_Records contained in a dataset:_
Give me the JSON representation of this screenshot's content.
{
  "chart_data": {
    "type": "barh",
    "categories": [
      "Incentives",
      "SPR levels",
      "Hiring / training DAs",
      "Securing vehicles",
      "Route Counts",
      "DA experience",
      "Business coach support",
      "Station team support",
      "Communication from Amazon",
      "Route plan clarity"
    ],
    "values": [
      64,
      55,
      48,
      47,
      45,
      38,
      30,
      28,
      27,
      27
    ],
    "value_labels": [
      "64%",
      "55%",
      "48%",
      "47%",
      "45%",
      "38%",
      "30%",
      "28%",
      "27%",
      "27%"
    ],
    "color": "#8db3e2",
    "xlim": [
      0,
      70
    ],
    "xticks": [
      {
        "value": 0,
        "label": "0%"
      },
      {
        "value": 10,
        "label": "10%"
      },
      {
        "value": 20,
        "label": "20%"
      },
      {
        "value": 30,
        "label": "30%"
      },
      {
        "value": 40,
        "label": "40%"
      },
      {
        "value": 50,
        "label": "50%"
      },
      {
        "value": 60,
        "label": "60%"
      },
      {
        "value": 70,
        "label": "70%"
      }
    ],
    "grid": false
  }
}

_Goal of the exercise:_ Copy the material above verbatim.

_Output:_
Give me the JSON representation of this screenshot's content.
{
  "chart_data": {
    "type": "barh",
    "categories": [
      "Incentives",
      "SPR levels",
      "Hiring / training DAs",
      "Securing vehicles",
      "Route Counts",
      "DA experience",
      "Business coach support",
      "Station team support",
      "Communication from Amazon",
      "Route plan clarity"
    ],
    "values": [
      64,
      55,
      48,
      47,
      45,
      38,
      30,
      28,
      27,
      27
    ],
    "value_labels": [
      "64%",
      "55%",
      "48%",
      "47%",
      "45%",
      "38%",
      "30%",
      "28%",
      "27%",
      "27%"
    ],
    "color": "#8db3e2",
    "xlim": [
      0,
      70
    ],
    "xticks": [
      {
        "value": 0,
        "label": "0%"
      },
      {
        "value": 10,
        "label": "10%"
      },
      {
        "value": 20,
        "label": "20%"
      },
      {
        "value": 30,
        "label": "30%"
      },
      {
        "value": 40,
        "label": "40%"
      },
      {
        "value": 50,
        "label": "50%"
      },
      {
        "value": 60,
        "label": "60%"
      },
      {
        "value": 70,
        "label": "70%"
      }
    ],
    "grid": false
  }
}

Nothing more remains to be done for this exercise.